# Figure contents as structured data
***
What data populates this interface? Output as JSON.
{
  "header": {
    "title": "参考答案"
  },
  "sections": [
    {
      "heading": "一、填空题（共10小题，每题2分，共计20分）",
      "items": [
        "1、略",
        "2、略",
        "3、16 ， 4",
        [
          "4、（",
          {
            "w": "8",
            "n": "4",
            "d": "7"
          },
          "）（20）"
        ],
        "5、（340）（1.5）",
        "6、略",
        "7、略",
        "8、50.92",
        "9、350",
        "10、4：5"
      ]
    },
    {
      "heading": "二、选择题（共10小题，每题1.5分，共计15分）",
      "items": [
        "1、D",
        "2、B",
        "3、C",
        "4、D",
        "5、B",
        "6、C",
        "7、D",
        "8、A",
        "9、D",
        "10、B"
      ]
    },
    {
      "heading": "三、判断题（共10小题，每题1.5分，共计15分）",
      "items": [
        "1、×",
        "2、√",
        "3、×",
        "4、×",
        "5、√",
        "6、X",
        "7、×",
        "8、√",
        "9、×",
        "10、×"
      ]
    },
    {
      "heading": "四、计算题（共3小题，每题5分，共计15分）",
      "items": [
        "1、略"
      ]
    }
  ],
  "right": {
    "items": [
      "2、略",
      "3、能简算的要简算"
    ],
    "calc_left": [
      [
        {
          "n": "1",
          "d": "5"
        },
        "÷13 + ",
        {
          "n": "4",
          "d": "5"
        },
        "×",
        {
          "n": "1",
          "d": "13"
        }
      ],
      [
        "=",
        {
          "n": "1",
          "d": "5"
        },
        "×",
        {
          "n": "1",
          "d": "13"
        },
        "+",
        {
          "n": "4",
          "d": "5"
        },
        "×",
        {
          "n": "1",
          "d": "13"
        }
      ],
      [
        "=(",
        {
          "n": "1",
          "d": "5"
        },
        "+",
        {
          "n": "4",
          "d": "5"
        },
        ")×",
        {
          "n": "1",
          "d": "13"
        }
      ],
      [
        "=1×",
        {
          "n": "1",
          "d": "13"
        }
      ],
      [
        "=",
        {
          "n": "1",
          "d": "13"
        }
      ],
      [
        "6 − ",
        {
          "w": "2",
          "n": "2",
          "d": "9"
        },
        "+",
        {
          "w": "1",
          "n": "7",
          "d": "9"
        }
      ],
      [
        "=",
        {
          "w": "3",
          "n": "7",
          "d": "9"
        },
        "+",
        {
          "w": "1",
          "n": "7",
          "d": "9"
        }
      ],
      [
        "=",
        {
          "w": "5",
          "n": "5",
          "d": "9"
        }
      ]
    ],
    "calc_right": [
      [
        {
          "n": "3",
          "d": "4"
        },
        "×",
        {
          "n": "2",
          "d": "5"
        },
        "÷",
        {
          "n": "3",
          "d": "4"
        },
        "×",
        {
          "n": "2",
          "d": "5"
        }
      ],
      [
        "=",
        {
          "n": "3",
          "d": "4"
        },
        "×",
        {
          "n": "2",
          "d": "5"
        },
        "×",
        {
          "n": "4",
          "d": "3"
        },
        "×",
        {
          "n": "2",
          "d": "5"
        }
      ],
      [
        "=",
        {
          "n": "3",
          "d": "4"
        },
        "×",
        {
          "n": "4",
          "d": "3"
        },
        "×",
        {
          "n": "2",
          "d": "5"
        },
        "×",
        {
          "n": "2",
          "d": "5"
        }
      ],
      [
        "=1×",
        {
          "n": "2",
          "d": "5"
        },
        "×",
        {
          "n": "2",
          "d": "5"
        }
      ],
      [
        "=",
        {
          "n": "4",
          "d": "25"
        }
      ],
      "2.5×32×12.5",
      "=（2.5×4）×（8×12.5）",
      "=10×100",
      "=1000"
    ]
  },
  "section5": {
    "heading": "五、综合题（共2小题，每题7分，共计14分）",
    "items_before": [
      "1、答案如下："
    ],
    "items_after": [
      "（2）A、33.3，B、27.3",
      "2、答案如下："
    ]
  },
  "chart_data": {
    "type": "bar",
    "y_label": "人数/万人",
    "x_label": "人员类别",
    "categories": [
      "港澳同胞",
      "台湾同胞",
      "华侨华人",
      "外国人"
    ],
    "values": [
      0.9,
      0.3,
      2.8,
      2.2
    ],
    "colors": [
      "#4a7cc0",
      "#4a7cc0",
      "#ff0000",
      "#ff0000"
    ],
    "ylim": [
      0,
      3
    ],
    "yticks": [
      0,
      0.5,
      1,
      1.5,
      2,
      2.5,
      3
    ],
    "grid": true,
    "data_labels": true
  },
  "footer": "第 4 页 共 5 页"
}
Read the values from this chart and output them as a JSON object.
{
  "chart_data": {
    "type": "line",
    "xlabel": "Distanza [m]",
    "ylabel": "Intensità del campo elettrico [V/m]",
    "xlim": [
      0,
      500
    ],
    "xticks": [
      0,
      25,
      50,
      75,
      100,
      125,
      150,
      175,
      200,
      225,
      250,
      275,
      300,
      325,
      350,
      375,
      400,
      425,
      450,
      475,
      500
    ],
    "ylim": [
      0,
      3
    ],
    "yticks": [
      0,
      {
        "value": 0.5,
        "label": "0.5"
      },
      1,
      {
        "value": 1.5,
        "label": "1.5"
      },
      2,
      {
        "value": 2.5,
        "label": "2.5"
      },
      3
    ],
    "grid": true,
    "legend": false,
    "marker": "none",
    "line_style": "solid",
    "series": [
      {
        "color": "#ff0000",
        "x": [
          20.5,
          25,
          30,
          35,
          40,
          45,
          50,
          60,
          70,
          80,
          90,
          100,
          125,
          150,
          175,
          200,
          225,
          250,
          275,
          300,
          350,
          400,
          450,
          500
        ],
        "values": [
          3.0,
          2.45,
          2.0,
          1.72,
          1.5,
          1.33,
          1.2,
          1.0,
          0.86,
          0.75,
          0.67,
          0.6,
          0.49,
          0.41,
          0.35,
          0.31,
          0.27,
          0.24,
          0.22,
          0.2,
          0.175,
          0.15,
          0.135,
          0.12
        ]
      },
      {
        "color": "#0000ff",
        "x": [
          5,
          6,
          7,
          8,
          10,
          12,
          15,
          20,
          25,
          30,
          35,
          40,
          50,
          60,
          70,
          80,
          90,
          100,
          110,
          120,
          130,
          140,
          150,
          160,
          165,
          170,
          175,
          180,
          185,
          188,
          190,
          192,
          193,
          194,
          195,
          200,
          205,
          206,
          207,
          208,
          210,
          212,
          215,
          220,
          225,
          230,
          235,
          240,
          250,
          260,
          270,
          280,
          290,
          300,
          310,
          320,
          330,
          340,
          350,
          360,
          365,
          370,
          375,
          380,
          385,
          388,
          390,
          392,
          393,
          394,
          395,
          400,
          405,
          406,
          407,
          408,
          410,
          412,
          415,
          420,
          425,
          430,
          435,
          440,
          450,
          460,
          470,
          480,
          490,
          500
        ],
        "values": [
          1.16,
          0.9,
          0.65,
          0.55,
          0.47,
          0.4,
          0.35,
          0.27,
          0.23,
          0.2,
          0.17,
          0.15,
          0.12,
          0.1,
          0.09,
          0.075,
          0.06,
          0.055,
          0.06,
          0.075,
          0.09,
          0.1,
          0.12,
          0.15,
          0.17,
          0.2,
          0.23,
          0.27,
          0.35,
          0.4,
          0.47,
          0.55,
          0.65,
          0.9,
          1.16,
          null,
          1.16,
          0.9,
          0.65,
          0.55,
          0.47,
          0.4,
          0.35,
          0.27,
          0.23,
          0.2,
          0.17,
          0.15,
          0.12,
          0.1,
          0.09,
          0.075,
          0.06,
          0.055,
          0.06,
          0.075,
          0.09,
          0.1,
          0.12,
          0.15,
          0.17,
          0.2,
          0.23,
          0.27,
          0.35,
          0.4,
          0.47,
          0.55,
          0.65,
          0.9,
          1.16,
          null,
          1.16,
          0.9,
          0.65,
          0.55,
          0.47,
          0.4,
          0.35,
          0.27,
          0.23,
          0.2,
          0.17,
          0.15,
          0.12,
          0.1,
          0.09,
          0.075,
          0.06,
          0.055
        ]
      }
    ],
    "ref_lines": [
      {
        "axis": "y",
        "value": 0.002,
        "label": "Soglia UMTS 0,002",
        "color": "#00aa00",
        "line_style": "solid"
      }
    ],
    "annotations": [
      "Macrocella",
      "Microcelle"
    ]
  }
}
***
Select every line above that contains the word "heading", and copy it.

# Response to the exercise
      "heading": "一、填空题（共10小题，每题2分，共计20分）",
      "heading": "二、选择题（共10小题，每题1.5分，共计15分）",
      "heading": "三、判断题（共10小题，每题1.5分，共计15分）",
      "heading": "四、计算题（共3小题，每题5分，共计15分）",
    "heading": "五、综合题（共2小题，每题7分，共计14分）",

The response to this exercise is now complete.